Material shown:
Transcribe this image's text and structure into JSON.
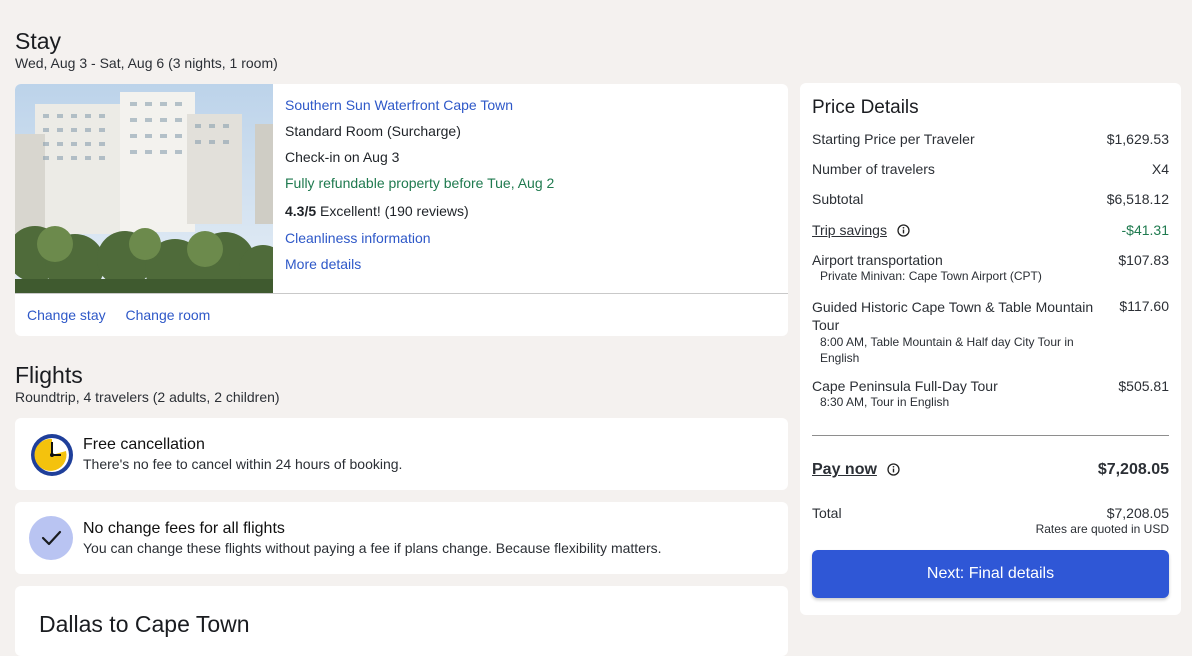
{
  "stay": {
    "title": "Stay",
    "dates": "Wed, Aug 3 - Sat, Aug 6 (3 nights, 1 room)",
    "hotel": {
      "name": "Southern Sun Waterfront Cape Town",
      "room": "Standard Room (Surcharge)",
      "checkin": "Check-in on Aug 3",
      "refund": "Fully refundable property before Tue, Aug 2",
      "rating": "4.3/5",
      "rating_text": "Excellent! (190 reviews)",
      "cleanliness": "Cleanliness information",
      "more": "More details"
    },
    "actions": {
      "change_stay": "Change stay",
      "change_room": "Change room"
    }
  },
  "flights": {
    "title": "Flights",
    "subtitle": "Roundtrip, 4 travelers (2 adults, 2 children)",
    "free_cancel": {
      "title": "Free cancellation",
      "text": "There's no fee to cancel within 24 hours of booking."
    },
    "no_change": {
      "title": "No change fees for all flights",
      "text": "You can change these flights without paying a fee if plans change. Because flexibility matters."
    },
    "route": "Dallas to Cape Town"
  },
  "price": {
    "title": "Price Details",
    "rows": [
      {
        "label": "Starting Price per Traveler",
        "value": "$1,629.53"
      },
      {
        "label": "Number of travelers",
        "value": "X4"
      },
      {
        "label": "Subtotal",
        "value": "$6,518.12"
      },
      {
        "label": "Trip savings",
        "value": "-$41.31"
      },
      {
        "label": "Airport transportation",
        "value": "$107.83",
        "note": "Private Minivan: Cape Town Airport (CPT)"
      },
      {
        "label": "Guided Historic Cape Town & Table Mountain Tour",
        "value": "$117.60",
        "note": "8:00 AM, Table Mountain & Half day City Tour in English"
      },
      {
        "label": "Cape Peninsula Full-Day Tour",
        "value": "$505.81",
        "note": "8:30 AM, Tour in English"
      }
    ],
    "pay_now_label": "Pay now",
    "pay_now_value": "$7,208.05",
    "total_label": "Total",
    "total_value": "$7,208.05",
    "currency_note": "Rates are quoted in USD",
    "next_button": "Next: Final details"
  },
  "colors": {
    "accent": "#2f57d6",
    "link": "#2e58c8",
    "savings": "#1f7a4f",
    "background": "#f4f1ef"
  }
}
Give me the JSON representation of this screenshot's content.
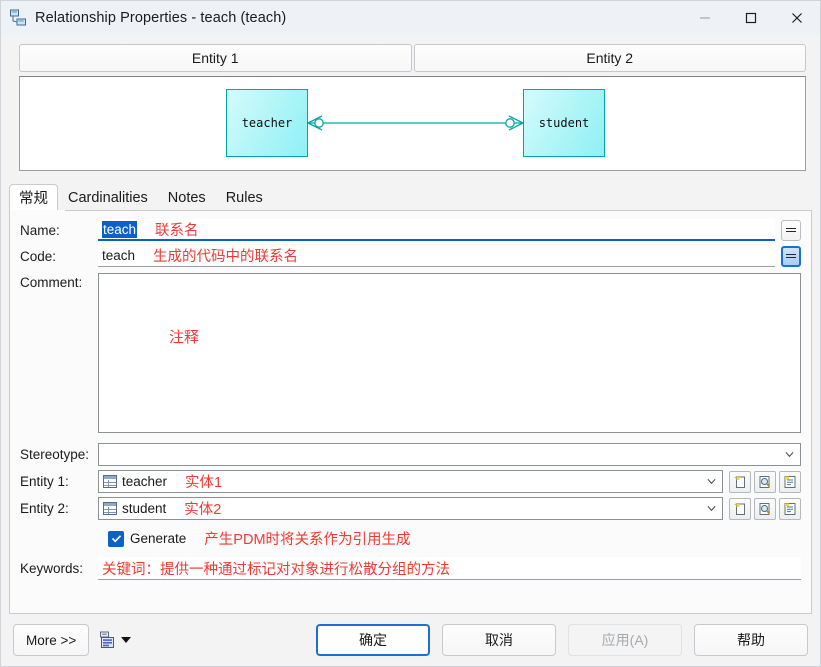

Exercise instructions: The records above need to be restated word for word, with the pictures left out.

Written response:
Transcribe this image's text and structure into JSON.
{
  "stay": {
    "title": "Stay",
    "dates": "Wed, Aug 3 - Sat, Aug 6 (3 nights, 1 room)",
    "hotel": {
      "name": "Southern Sun Waterfront Cape Town",
      "room": "Standard Room (Surcharge)",
      "checkin": "Check-in on Aug 3",
      "refund": "Fully refundable property before Tue, Aug 2",
      "rating": "4.3/5",
      "rating_text": "Excellent! (190 reviews)",
      "cleanliness": "Cleanliness information",
      "more": "More details"
    },
    "actions": {
      "change_stay": "Change stay",
      "change_room": "Change room"
    }
  },
  "flights": {
    "title": "Flights",
    "subtitle": "Roundtrip, 4 travelers (2 adults, 2 children)",
    "free_cancel": {
      "title": "Free cancellation",
      "text": "There's no fee to cancel within 24 hours of booking."
    },
    "no_change": {
      "title": "No change fees for all flights",
      "text": "You can change these flights without paying a fee if plans change. Because flexibility matters."
    },
    "route": "Dallas to Cape Town"
  },
  "price": {
    "title": "Price Details",
    "rows": [
      {
        "label": "Starting Price per Traveler",
        "value": "$1,629.53"
      },
      {
        "label": "Number of travelers",
        "value": "X4"
      },
      {
        "label": "Subtotal",
        "value": "$6,518.12"
      },
      {
        "label": "Trip savings",
        "value": "-$41.31"
      },
      {
        "label": "Airport transportation",
        "value": "$107.83",
        "note": "Private Minivan: Cape Town Airport (CPT)"
      },
      {
        "label": "Guided Historic Cape Town & Table Mountain Tour",
        "value": "$117.60",
        "note": "8:00 AM, Table Mountain & Half day City Tour in English"
      },
      {
        "label": "Cape Peninsula Full-Day Tour",
        "value": "$505.81",
        "note": "8:30 AM, Tour in English"
      }
    ],
    "pay_now_label": "Pay now",
    "pay_now_value": "$7,208.05",
    "total_label": "Total",
    "total_value": "$7,208.05",
    "currency_note": "Rates are quoted in USD",
    "next_button": "Next: Final details"
  },
  "colors": {
    "accent": "#2f57d6",
    "link": "#2e58c8",
    "savings": "#1f7a4f",
    "background": "#f4f1ef"
  }
}
Give me the JSON representation of this screenshot's content.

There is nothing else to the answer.